# [Given task]
In the entries below, count every line with the string "Natural". State the count and nothing else.

(Dataset records)
::::
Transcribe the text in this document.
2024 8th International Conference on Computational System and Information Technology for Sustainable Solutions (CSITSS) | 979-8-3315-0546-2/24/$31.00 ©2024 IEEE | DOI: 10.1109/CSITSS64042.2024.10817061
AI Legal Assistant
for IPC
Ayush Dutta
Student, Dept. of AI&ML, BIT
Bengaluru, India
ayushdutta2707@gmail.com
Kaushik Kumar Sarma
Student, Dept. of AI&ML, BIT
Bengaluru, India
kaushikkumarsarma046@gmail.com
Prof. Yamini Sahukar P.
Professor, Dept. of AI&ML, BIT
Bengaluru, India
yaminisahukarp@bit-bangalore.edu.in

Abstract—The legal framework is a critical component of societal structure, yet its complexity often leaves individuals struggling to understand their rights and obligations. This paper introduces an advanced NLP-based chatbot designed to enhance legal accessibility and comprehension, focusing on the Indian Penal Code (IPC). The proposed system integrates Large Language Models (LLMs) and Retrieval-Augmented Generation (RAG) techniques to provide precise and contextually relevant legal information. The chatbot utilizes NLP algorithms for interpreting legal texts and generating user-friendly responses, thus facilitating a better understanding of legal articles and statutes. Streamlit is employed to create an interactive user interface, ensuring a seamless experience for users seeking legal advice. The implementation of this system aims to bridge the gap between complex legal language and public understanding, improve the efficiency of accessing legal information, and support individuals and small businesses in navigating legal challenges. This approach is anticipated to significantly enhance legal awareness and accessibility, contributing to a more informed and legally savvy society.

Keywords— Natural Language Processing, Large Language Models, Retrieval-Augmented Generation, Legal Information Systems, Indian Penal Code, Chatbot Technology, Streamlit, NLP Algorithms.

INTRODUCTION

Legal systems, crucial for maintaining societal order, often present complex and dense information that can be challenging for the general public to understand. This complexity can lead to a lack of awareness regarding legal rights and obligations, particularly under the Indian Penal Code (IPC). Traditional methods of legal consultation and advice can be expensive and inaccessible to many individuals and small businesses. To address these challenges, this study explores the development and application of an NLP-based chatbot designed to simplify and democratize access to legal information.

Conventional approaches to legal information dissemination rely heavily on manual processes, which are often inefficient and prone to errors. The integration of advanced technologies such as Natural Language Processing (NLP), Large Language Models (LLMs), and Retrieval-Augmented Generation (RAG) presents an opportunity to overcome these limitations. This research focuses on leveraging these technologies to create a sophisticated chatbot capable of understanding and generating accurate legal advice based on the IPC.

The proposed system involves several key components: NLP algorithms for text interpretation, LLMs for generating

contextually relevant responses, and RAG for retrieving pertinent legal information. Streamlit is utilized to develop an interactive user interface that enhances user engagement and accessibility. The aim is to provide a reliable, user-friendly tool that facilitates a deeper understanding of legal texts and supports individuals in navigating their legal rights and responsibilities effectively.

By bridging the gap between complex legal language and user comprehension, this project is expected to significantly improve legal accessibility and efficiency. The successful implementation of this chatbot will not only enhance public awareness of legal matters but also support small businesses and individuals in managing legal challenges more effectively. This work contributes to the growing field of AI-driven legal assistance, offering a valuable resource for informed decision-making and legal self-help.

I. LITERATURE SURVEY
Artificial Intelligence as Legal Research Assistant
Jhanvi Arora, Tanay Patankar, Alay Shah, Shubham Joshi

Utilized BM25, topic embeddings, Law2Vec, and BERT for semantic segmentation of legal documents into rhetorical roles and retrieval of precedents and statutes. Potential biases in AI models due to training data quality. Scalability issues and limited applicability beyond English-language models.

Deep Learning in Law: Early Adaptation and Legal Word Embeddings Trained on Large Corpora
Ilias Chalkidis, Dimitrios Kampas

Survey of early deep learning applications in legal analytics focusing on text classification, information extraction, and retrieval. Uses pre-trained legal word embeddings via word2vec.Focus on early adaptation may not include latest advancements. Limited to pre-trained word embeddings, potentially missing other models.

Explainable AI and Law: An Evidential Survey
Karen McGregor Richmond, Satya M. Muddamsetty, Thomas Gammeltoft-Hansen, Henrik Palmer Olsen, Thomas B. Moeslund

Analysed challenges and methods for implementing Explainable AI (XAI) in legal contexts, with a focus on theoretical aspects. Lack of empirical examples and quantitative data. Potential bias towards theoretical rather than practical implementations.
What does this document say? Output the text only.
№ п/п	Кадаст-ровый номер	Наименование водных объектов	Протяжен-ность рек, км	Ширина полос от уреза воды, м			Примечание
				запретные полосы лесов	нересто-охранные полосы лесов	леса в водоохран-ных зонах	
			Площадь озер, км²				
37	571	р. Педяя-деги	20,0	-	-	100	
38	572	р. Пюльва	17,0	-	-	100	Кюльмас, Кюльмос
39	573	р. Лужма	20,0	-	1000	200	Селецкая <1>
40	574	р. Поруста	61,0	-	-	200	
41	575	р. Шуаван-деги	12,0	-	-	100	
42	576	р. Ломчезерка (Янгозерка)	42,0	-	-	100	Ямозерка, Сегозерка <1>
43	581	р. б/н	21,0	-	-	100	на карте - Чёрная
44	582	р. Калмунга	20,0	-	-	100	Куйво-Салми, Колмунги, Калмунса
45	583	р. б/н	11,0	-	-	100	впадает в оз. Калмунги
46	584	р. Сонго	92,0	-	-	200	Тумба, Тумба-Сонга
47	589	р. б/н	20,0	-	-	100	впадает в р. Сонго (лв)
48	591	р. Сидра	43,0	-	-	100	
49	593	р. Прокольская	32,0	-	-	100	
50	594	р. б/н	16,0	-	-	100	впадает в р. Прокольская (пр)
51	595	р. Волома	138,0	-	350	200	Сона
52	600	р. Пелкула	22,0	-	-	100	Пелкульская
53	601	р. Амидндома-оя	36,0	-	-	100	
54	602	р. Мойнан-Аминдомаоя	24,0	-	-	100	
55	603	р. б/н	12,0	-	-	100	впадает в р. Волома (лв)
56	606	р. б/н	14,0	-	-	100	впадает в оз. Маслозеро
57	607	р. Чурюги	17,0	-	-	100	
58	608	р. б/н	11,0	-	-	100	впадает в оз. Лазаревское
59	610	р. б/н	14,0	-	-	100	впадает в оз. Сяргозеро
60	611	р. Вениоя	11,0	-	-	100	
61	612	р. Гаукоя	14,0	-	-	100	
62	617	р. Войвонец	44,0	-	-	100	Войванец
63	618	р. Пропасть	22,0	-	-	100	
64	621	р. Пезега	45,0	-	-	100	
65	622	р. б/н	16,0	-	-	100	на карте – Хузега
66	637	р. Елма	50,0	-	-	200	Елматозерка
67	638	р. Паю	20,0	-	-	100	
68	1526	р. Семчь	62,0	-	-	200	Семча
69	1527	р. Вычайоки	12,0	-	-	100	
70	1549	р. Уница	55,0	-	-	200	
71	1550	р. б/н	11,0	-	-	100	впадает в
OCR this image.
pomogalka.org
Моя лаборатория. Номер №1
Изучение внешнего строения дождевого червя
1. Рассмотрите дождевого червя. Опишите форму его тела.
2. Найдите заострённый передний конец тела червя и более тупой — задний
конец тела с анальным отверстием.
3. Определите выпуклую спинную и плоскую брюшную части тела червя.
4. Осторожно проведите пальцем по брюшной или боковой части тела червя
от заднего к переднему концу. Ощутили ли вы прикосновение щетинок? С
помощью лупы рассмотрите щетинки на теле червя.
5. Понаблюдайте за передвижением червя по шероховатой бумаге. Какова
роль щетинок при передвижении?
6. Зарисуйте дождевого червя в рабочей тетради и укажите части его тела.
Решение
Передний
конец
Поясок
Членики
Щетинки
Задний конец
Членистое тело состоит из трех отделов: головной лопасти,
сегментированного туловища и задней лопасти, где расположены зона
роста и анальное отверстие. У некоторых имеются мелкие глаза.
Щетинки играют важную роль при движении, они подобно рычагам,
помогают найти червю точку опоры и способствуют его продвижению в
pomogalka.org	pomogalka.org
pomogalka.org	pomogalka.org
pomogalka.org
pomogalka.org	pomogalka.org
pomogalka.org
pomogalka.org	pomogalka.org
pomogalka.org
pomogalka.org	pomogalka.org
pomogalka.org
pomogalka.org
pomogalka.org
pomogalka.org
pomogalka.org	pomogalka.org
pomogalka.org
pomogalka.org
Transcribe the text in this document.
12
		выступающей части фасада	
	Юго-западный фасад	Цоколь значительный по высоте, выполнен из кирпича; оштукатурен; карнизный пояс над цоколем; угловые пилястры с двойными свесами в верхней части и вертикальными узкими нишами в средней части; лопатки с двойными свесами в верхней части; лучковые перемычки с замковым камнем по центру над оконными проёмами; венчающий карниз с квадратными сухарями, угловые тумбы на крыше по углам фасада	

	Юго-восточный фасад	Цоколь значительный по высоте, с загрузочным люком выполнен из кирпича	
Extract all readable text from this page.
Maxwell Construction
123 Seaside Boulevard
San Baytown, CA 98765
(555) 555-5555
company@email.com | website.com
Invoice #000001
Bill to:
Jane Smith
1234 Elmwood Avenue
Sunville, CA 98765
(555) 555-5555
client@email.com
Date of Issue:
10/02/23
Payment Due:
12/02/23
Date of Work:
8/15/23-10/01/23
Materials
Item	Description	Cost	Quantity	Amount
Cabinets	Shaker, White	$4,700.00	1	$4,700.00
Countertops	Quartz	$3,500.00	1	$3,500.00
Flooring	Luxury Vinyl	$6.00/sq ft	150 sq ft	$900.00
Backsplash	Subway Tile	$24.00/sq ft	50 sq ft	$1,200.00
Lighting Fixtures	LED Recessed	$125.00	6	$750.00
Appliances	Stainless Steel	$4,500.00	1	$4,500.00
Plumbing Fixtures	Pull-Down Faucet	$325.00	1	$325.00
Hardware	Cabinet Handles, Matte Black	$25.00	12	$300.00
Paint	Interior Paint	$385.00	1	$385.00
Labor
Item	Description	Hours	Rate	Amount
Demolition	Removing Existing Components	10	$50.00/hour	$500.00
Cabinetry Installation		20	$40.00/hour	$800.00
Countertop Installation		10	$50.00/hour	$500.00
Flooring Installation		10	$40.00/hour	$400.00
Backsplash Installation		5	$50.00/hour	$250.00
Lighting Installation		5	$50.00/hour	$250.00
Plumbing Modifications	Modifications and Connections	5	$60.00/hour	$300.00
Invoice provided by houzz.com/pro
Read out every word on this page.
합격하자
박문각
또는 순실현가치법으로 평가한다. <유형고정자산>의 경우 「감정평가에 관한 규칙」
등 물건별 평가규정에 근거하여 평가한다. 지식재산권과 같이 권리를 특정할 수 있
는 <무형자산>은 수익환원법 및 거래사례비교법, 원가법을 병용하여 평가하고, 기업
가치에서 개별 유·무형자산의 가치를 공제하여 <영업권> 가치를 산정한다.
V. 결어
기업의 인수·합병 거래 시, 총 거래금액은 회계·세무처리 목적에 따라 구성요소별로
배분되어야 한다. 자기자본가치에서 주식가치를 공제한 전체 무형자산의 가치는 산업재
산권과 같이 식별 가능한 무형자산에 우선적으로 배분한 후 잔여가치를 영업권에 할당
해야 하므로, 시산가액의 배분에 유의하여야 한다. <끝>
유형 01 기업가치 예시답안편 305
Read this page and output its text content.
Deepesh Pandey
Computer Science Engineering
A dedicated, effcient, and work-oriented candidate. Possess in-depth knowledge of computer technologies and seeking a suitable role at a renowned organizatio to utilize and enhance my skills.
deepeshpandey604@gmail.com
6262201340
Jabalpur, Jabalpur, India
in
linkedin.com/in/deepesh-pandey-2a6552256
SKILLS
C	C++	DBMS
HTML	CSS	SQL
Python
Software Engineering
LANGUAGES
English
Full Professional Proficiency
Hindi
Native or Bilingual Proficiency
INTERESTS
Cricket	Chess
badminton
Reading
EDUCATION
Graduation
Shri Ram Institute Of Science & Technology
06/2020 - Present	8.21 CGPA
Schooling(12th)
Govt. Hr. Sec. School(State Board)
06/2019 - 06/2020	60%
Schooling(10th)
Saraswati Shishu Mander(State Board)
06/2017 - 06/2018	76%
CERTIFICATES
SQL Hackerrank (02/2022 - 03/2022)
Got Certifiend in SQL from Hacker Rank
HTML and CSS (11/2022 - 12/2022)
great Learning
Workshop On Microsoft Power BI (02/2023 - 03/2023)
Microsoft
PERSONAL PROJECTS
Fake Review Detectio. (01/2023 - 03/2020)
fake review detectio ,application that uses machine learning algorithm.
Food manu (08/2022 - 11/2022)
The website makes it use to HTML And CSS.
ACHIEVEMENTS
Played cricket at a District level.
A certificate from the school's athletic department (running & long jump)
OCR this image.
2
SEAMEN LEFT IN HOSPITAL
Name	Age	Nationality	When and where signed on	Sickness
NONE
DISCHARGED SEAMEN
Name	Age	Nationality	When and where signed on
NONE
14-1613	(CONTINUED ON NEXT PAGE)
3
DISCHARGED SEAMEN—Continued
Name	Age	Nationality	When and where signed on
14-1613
::::
# [Result of this exercise]
2